Given exercise — Quote all lines below exactly. Images stay out.

[Items from a data source]
#####

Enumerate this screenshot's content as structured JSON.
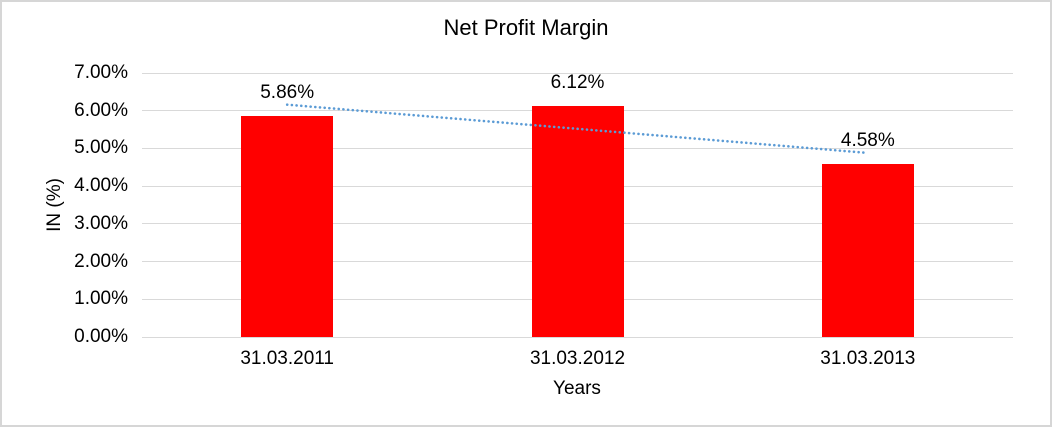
{
  "window": {
    "background": "#ffffff",
    "border_color": "#d6d6d6"
  },
  "chart_data": {
    "type": "bar",
    "title": "Net Profit Margin",
    "xlabel": "Years",
    "ylabel": "IN (%)",
    "categories": [
      "31.03.2011",
      "31.03.2012",
      "31.03.2013"
    ],
    "series": [
      {
        "name": "Net Profit Margin",
        "values": [
          5.86,
          6.12,
          4.58
        ]
      }
    ],
    "data_labels": [
      "5.86%",
      "6.12%",
      "4.58%"
    ],
    "ytick_labels": [
      "0.00%",
      "1.00%",
      "2.00%",
      "3.00%",
      "4.00%",
      "5.00%",
      "6.00%",
      "7.00%"
    ],
    "ylim": [
      0,
      7
    ],
    "grid": true,
    "legend": "none",
    "bar_color": "#ff0000",
    "gridline_color": "#d9d9d9",
    "text_color": "#000000",
    "trendline": {
      "type": "linear",
      "style": "dotted",
      "color": "#5b9bd5"
    }
  }
}
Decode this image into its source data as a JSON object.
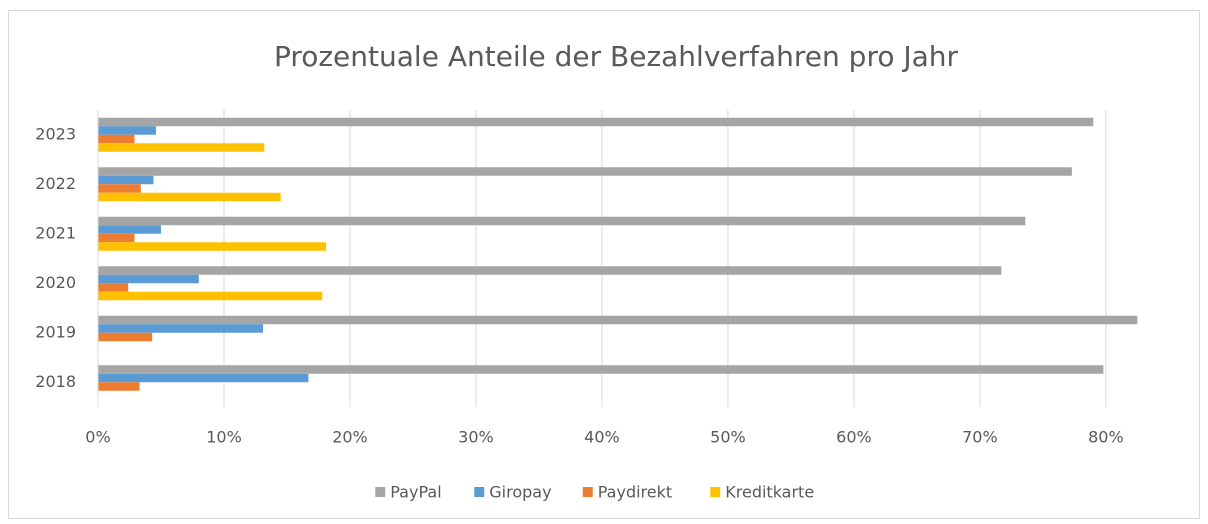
{
  "chart_data": {
    "type": "hbar",
    "title": "Prozentuale Anteile der Bezahlverfahren pro Jahr",
    "categories": [
      "2023",
      "2022",
      "2021",
      "2020",
      "2019",
      "2018"
    ],
    "series": [
      {
        "name": "PayPal",
        "color": "#a5a5a5",
        "values": [
          79.0,
          77.3,
          73.6,
          71.7,
          82.5,
          79.8
        ]
      },
      {
        "name": "Giropay",
        "color": "#5b9bd5",
        "values": [
          4.6,
          4.4,
          5.0,
          8.0,
          13.1,
          16.7
        ]
      },
      {
        "name": "Paydirekt",
        "color": "#ed7d31",
        "values": [
          2.9,
          3.4,
          2.9,
          2.4,
          4.3,
          3.3
        ]
      },
      {
        "name": "Kreditkarte",
        "color": "#ffc000",
        "values": [
          13.2,
          14.5,
          18.1,
          17.8,
          null,
          null
        ]
      }
    ],
    "xlim": [
      0,
      83.5
    ],
    "xticks": [
      {
        "value": 0,
        "label": "0%"
      },
      {
        "value": 10,
        "label": "10%"
      },
      {
        "value": 20,
        "label": "20%"
      },
      {
        "value": 30,
        "label": "30%"
      },
      {
        "value": 40,
        "label": "40%"
      },
      {
        "value": 50,
        "label": "50%"
      },
      {
        "value": 60,
        "label": "60%"
      },
      {
        "value": 70,
        "label": "70%"
      },
      {
        "value": 80,
        "label": "80%"
      }
    ],
    "grid": true,
    "legend": "bottom"
  }
}
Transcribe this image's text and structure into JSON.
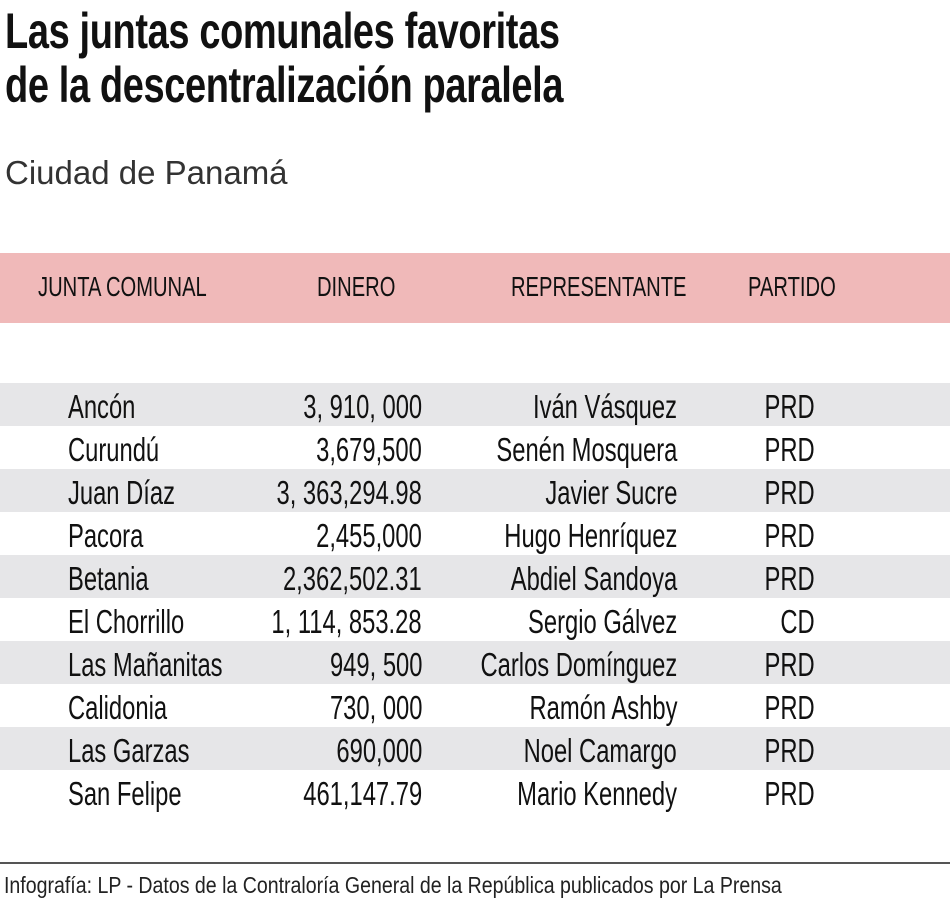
{
  "title_lines": [
    "Las juntas comunales favoritas",
    "de la descentralización paralela"
  ],
  "subtitle": "Ciudad de Panamá",
  "colors": {
    "header_band": "#f0b9b9",
    "stripe": "#e6e6e8"
  },
  "chart_data": {
    "type": "table",
    "columns": [
      "JUNTA COMUNAL",
      "DINERO",
      "REPRESENTANTE",
      "PARTIDO"
    ],
    "rows": [
      [
        "Ancón",
        "3, 910, 000",
        "Iván Vásquez",
        "PRD"
      ],
      [
        "Curundú",
        "3,679,500",
        "Senén Mosquera",
        "PRD"
      ],
      [
        "Juan  Díaz",
        "3, 363,294.98",
        "Javier  Sucre",
        "PRD"
      ],
      [
        "Pacora",
        "2,455,000",
        "Hugo Henríquez",
        "PRD"
      ],
      [
        "Betania",
        "2,362,502.31",
        "Abdiel Sandoya",
        "PRD"
      ],
      [
        "El Chorrillo",
        "1, 114, 853.28",
        "Sergio Gálvez",
        "CD"
      ],
      [
        "Las Mañanitas",
        "949, 500",
        "Carlos Domínguez",
        "PRD"
      ],
      [
        "Calidonia",
        "730, 000",
        "Ramón Ashby",
        "PRD"
      ],
      [
        "Las Garzas",
        "690,000",
        "Noel Camargo",
        "PRD"
      ],
      [
        "San Felipe",
        "461,147.79",
        "Mario Kennedy",
        "PRD"
      ]
    ]
  },
  "source": "Infografía: LP - Datos de la Contraloría General de la República publicados por La Prensa"
}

#####

Full answer —
Enumerate this screenshot's content as structured JSON.
{
  "window": {
    "background": "#ffffff",
    "border_color": "#d6d6d6"
  },
  "chart_data": {
    "type": "bar",
    "title": "Net Profit Margin",
    "xlabel": "Years",
    "ylabel": "IN (%)",
    "categories": [
      "31.03.2011",
      "31.03.2012",
      "31.03.2013"
    ],
    "series": [
      {
        "name": "Net Profit Margin",
        "values": [
          5.86,
          6.12,
          4.58
        ]
      }
    ],
    "data_labels": [
      "5.86%",
      "6.12%",
      "4.58%"
    ],
    "ytick_labels": [
      "0.00%",
      "1.00%",
      "2.00%",
      "3.00%",
      "4.00%",
      "5.00%",
      "6.00%",
      "7.00%"
    ],
    "ylim": [
      0,
      7
    ],
    "grid": true,
    "legend": "none",
    "bar_color": "#ff0000",
    "gridline_color": "#d9d9d9",
    "text_color": "#000000",
    "trendline": {
      "type": "linear",
      "style": "dotted",
      "color": "#5b9bd5"
    }
  }
}
Decode this image into its source data as a JSON object.
{
  "chart_data": {
    "type": "hbar",
    "title": "Prozentuale Anteile der Bezahlverfahren pro Jahr",
    "categories": [
      "2023",
      "2022",
      "2021",
      "2020",
      "2019",
      "2018"
    ],
    "series": [
      {
        "name": "PayPal",
        "color": "#a5a5a5",
        "values": [
          79.0,
          77.3,
          73.6,
          71.7,
          82.5,
          79.8
        ]
      },
      {
        "name": "Giropay",
        "color": "#5b9bd5",
        "values": [
          4.6,
          4.4,
          5.0,
          8.0,
          13.1,
          16.7
        ]
      },
      {
        "name": "Paydirekt",
        "color": "#ed7d31",
        "values": [
          2.9,
          3.4,
          2.9,
          2.4,
          4.3,
          3.3
        ]
      },
      {
        "name": "Kreditkarte",
        "color": "#ffc000",
        "values": [
          13.2,
          14.5,
          18.1,
          17.8,
          null,
          null
        ]
      }
    ],
    "xlim": [
      0,
      83.5
    ],
    "xticks": [
      {
        "value": 0,
        "label": "0%"
      },
      {
        "value": 10,
        "label": "10%"
      },
      {
        "value": 20,
        "label": "20%"
      },
      {
        "value": 30,
        "label": "30%"
      },
      {
        "value": 40,
        "label": "40%"
      },
      {
        "value": 50,
        "label": "50%"
      },
      {
        "value": 60,
        "label": "60%"
      },
      {
        "value": 70,
        "label": "70%"
      },
      {
        "value": 80,
        "label": "80%"
      }
    ],
    "grid": true,
    "legend": "bottom"
  }
}
Transcribe this image's text and structure into JSON.
{
  "title_lines": [
    "Las juntas comunales favoritas",
    "de la descentralización paralela"
  ],
  "subtitle": "Ciudad de Panamá",
  "colors": {
    "header_band": "#f0b9b9",
    "stripe": "#e6e6e8"
  },
  "chart_data": {
    "type": "table",
    "columns": [
      "JUNTA COMUNAL",
      "DINERO",
      "REPRESENTANTE",
      "PARTIDO"
    ],
    "rows": [
      [
        "Ancón",
        "3, 910, 000",
        "Iván Vásquez",
        "PRD"
      ],
      [
        "Curundú",
        "3,679,500",
        "Senén Mosquera",
        "PRD"
      ],
      [
        "Juan  Díaz",
        "3, 363,294.98",
        "Javier  Sucre",
        "PRD"
      ],
      [
        "Pacora",
        "2,455,000",
        "Hugo Henríquez",
        "PRD"
      ],
      [
        "Betania",
        "2,362,502.31",
        "Abdiel Sandoya",
        "PRD"
      ],
      [
        "El Chorrillo",
        "1, 114, 853.28",
        "Sergio Gálvez",
        "CD"
      ],
      [
        "Las Mañanitas",
        "949, 500",
        "Carlos Domínguez",
        "PRD"
      ],
      [
        "Calidonia",
        "730, 000",
        "Ramón Ashby",
        "PRD"
      ],
      [
        "Las Garzas",
        "690,000",
        "Noel Camargo",
        "PRD"
      ],
      [
        "San Felipe",
        "461,147.79",
        "Mario Kennedy",
        "PRD"
      ]
    ]
  },
  "source": "Infografía: LP - Datos de la Contraloría General de la República publicados por La Prensa"
}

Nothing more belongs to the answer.